Data records
»»

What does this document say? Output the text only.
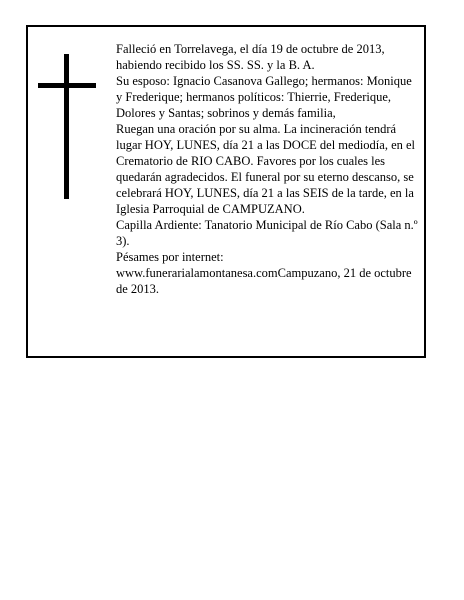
Falleció en Torrelavega, el día 19 de octubre de 2013, habiendo recibido los SS. SS. y la B. A.
Su esposo: Ignacio Casanova Gallego; hermanos: Monique y Frederique; hermanos políticos: Thierrie, Frederique, Dolores y Santas; sobrinos y demás familia,
Ruegan una oración por su alma. La incineración tendrá lugar HOY, LUNES, día 21 a las DOCE del mediodía, en el Crematorio de RIO CABO. Favores por los cuales les quedarán agradecidos. El funeral por su eterno descanso, se celebrará HOY, LUNES, día 21 a las SEIS de la tarde, en la Iglesia Parroquial de CAMPUZANO.
Capilla Ardiente: Tanatorio Municipal de Río Cabo (Sala n.º 3).
Pésames por internet:
www.funerarialamontanesa.comCampuzano, 21 de octubre de 2013.
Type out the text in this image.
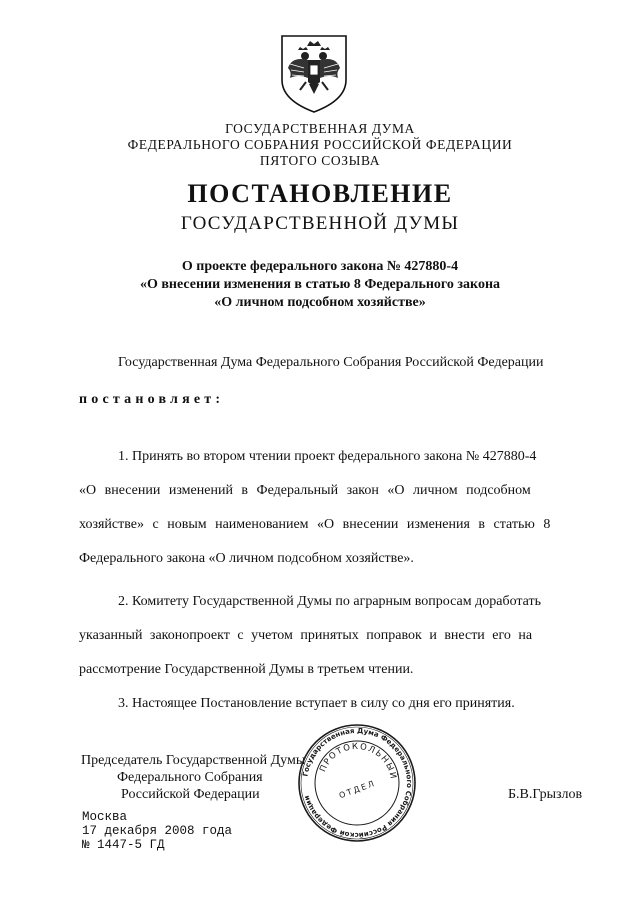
ГОСУДАРСТВЕННАЯ ДУМА
ФЕДЕРАЛЬНОГО СОБРАНИЯ РОССИЙСКОЙ ФЕДЕРАЦИИ
ПЯТОГО СОЗЫВА
ПОСТАНОВЛЕНИЕ
ГОСУДАРСТВЕННОЙ ДУМЫ
О проекте федерального закона № 427880-4
«О внесении изменения в статью 8 Федерального закона
«О личном подсобном хозяйстве»
Государственная Дума Федерального Собрания Российской Федерации
постановляет:
1. Принять во втором чтении проект федерального закона № 427880-4
«О внесении изменений в Федеральный закон «О личном подсобном
хозяйстве» с новым наименованием «О внесении изменения в статью 8
Федерального закона «О личном подсобном хозяйстве».
2. Комитету Государственной Думы по аграрным вопросам доработать
указанный законопроект с учетом принятых поправок и внести его на
рассмотрение Государственной Думы в третьем чтении.
3. Настоящее Постановление вступает в силу со дня его принятия.
Председатель Государственной Думы
Федерального Собрания
Российской Федерации	Б.В.Грызлов
Государственная Дума Федерального Собрания Российской Федерации
ПРОТОКОЛЬНЫЙ
ОТДЕЛ
Москва
17 декабря 2008 года
№ 1447-5 ГД
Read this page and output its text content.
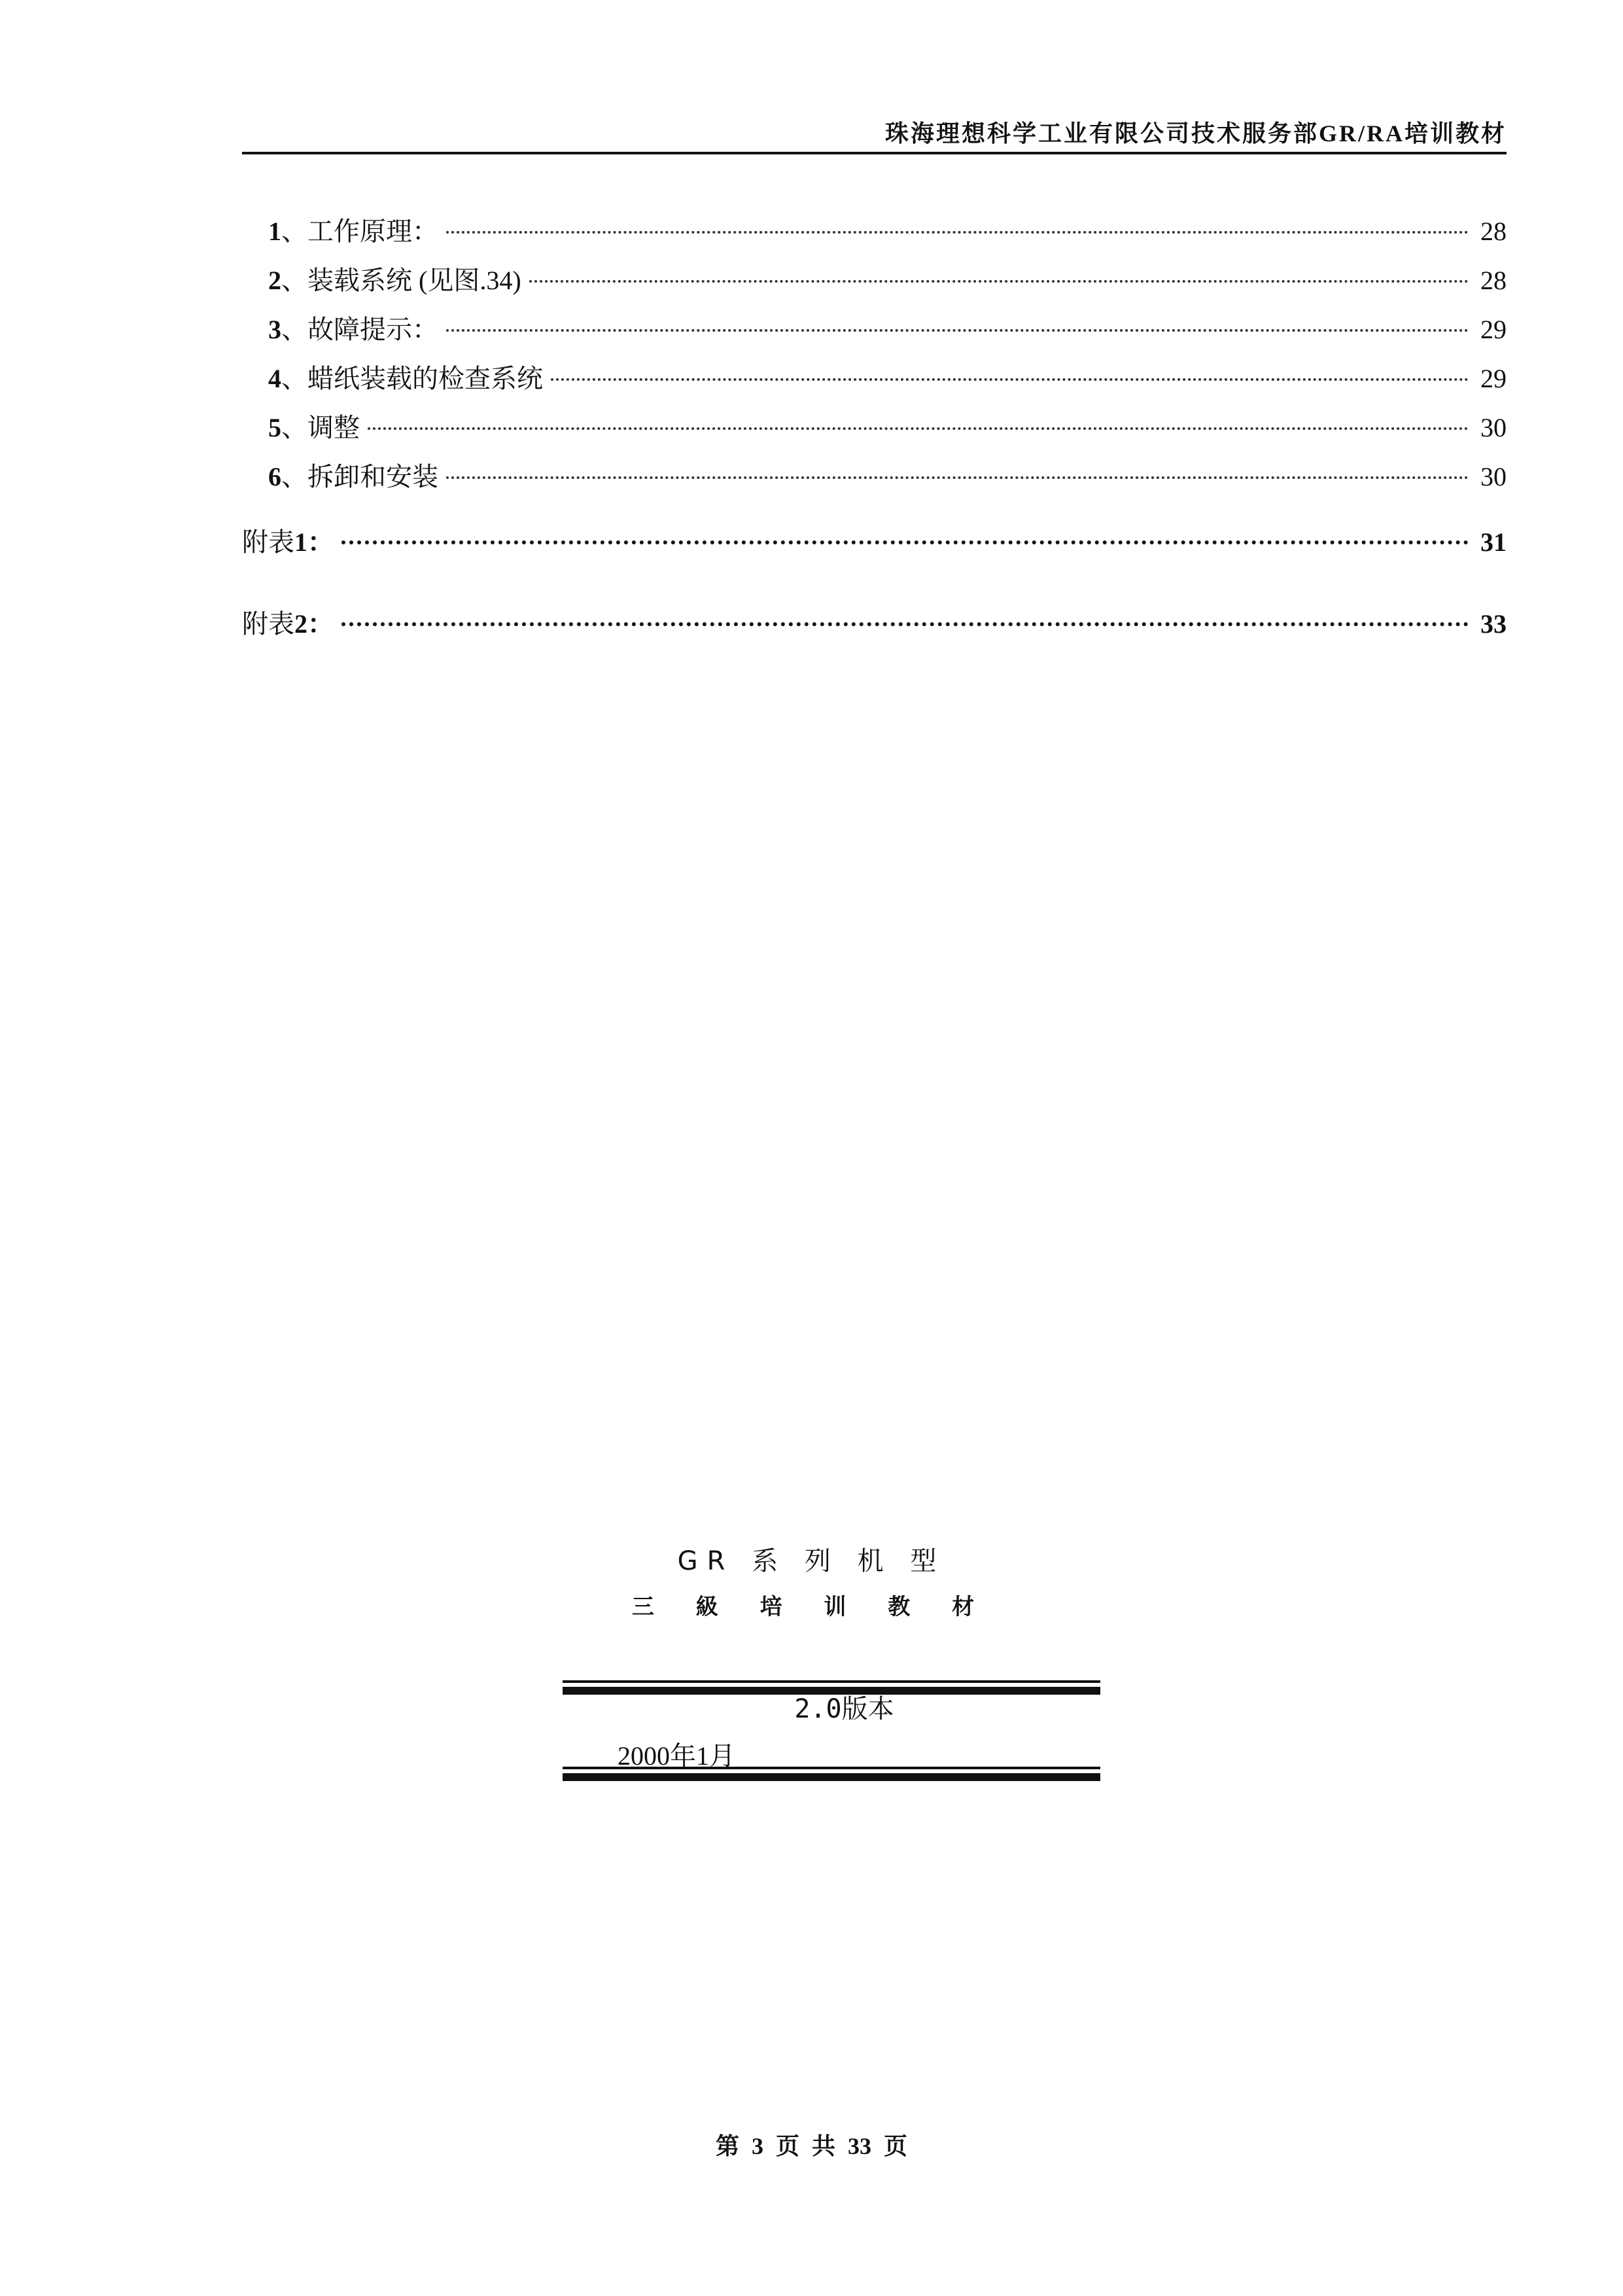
珠海理想科学工业有限公司技术服务部GR/RA培训教材
1 、工作原理：	28
2 、装载系统 (见图.34)	28
3 、故障提示：	29
4 、蜡纸装载的检查系统	29
5 、调整	30
6 、拆卸和安装	30
附表 1：	31
附表 2：	33
GR 系 列 机 型
三 級 培 训 教 材
2.0版本
2000年1月
第 3 页 共 33 页
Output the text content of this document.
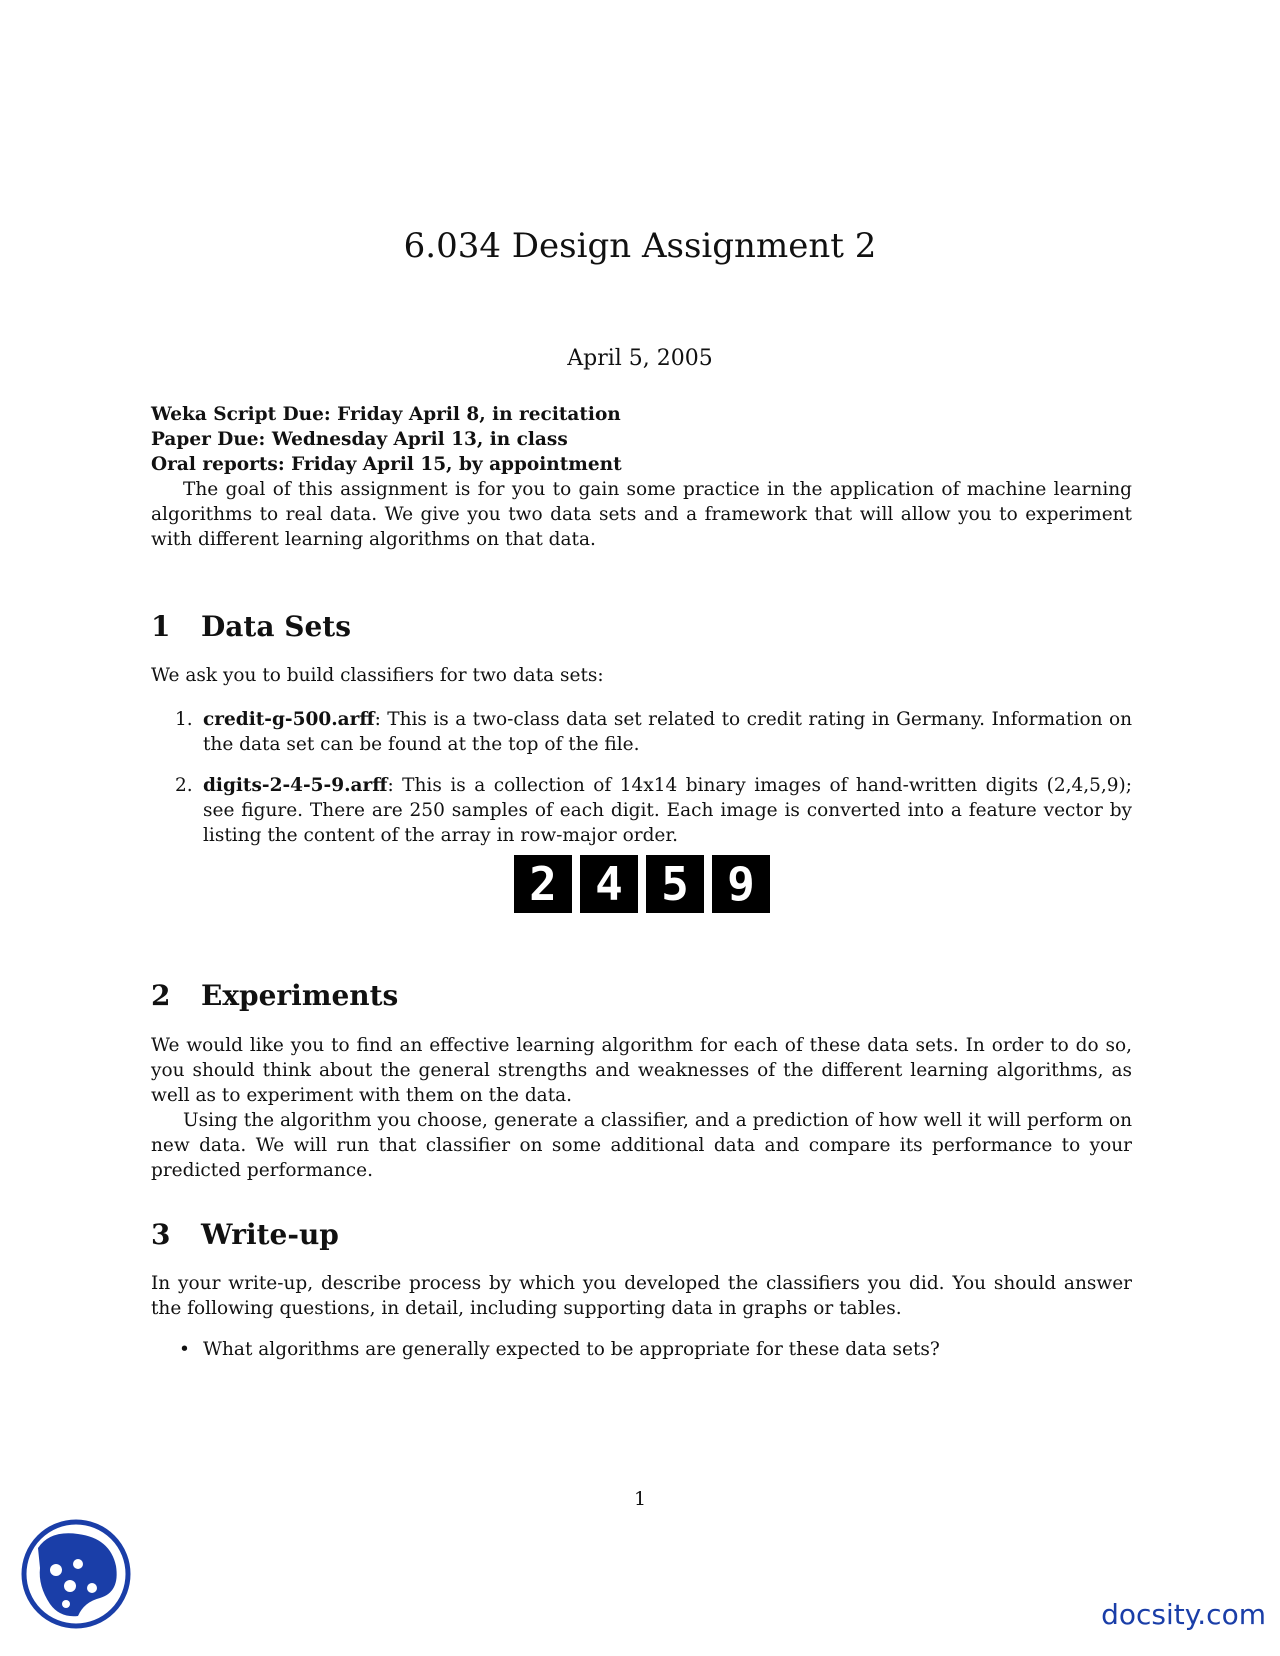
6.034 Design Assignment 2
April 5, 2005
Weka Script Due: Friday April 8, in recitation
Paper Due: Wednesday April 13, in class
Oral reports: Friday April 15, by appointment
The goal of this assignment is for you to gain some practice in the application of machine learning algorithms to real data. We give you two data sets and a framework that will allow you to experiment with different learning algorithms on that data.
1 Data Sets
We ask you to build classifiers for two data sets:
1. credit-g-500.arff: This is a two-class data set related to credit rating in Germany. Information on the data set can be found at the top of the file.
2. digits-2-4-5-9.arff: This is a collection of 14x14 binary images of hand-written digits (2,4,5,9); see figure. There are 250 samples of each digit. Each image is converted into a feature vector by listing the content of the array in row-major order.
2 4 5 9
2 Experiments
We would like you to find an effective learning algorithm for each of these data sets. In order to do so, you should think about the general strengths and weaknesses of the different learning algorithms, as well as to experiment with them on the data.
Using the algorithm you choose, generate a classifier, and a prediction of how well it will perform on new data. We will run that classifier on some additional data and compare its performance to your predicted performance.
3 Write-up
In your write-up, describe process by which you developed the classifiers you did. You should answer the following questions, in detail, including supporting data in graphs or tables.
• What algorithms are generally expected to be appropriate for these data sets?
1
docsity.com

««

Reproduce every record above exactly, but leave out the pictures.

▸ Written answer
What does this document say? Output the text only.
Falleció en Torrelavega, el día 19 de octubre de 2013, habiendo recibido los SS. SS. y la B. A.
Su esposo: Ignacio Casanova Gallego; hermanos: Monique y Frederique; hermanos políticos: Thierrie, Frederique, Dolores y Santas; sobrinos y demás familia,
Ruegan una oración por su alma. La incineración tendrá lugar HOY, LUNES, día 21 a las DOCE del mediodía, en el Crematorio de RIO CABO. Favores por los cuales les quedarán agradecidos. El funeral por su eterno descanso, se celebrará HOY, LUNES, día 21 a las SEIS de la tarde, en la Iglesia Parroquial de CAMPUZANO.
Capilla Ardiente: Tanatorio Municipal de Río Cabo (Sala n.º 3).
Pésames por internet:
www.funerarialamontanesa.comCampuzano, 21 de octubre de 2013.
Type out the text in this image.
ГОСУДАРСТВЕННАЯ ДУМА
ФЕДЕРАЛЬНОГО СОБРАНИЯ РОССИЙСКОЙ ФЕДЕРАЦИИ
ПЯТОГО СОЗЫВА
ПОСТАНОВЛЕНИЕ
ГОСУДАРСТВЕННОЙ ДУМЫ
О проекте федерального закона № 427880-4
«О внесении изменения в статью 8 Федерального закона
«О личном подсобном хозяйстве»
Государственная Дума Федерального Собрания Российской Федерации
постановляет:
1. Принять во втором чтении проект федерального закона № 427880-4
«О внесении изменений в Федеральный закон «О личном подсобном
хозяйстве» с новым наименованием «О внесении изменения в статью 8
Федерального закона «О личном подсобном хозяйстве».
2. Комитету Государственной Думы по аграрным вопросам доработать
указанный законопроект с учетом принятых поправок и внести его на
рассмотрение Государственной Думы в третьем чтении.
3. Настоящее Постановление вступает в силу со дня его принятия.
Председатель Государственной Думы
Федерального Собрания
Российской Федерации	Б.В.Грызлов
Государственная Дума Федерального Собрания Российской Федерации
ПРОТОКОЛЬНЫЙ
ОТДЕЛ
Москва
17 декабря 2008 года
№ 1447-5 ГД
Read this page and output its text content.
珠海理想科学工业有限公司技术服务部GR/RA培训教材
1 、工作原理：	28
2 、装载系统 (见图.34)	28
3 、故障提示：	29
4 、蜡纸装载的检查系统	29
5 、调整	30
6 、拆卸和安装	30
附表 1：	31
附表 2：	33
GR 系 列 机 型
三 級 培 训 教 材
2.0版本
2000年1月
第 3 页 共 33 页
Output the text content of this document.
6.034 Design Assignment 2
April 5, 2005
Weka Script Due: Friday April 8, in recitation
Paper Due: Wednesday April 13, in class
Oral reports: Friday April 15, by appointment
The goal of this assignment is for you to gain some practice in the application of machine learning algorithms to real data. We give you two data sets and a framework that will allow you to experiment with different learning algorithms on that data.
1 Data Sets
We ask you to build classifiers for two data sets:
1. credit-g-500.arff: This is a two-class data set related to credit rating in Germany. Information on the data set can be found at the top of the file.
2. digits-2-4-5-9.arff: This is a collection of 14x14 binary images of hand-written digits (2,4,5,9); see figure. There are 250 samples of each digit. Each image is converted into a feature vector by listing the content of the array in row-major order.
2 4 5 9
2 Experiments
We would like you to find an effective learning algorithm for each of these data sets. In order to do so, you should think about the general strengths and weaknesses of the different learning algorithms, as well as to experiment with them on the data.
Using the algorithm you choose, generate a classifier, and a prediction of how well it will perform on new data. We will run that classifier on some additional data and compare its performance to your predicted performance.
3 Write-up
In your write-up, describe process by which you developed the classifiers you did. You should answer the following questions, in detail, including supporting data in graphs or tables.
• What algorithms are generally expected to be appropriate for these data sets?
1
docsity.com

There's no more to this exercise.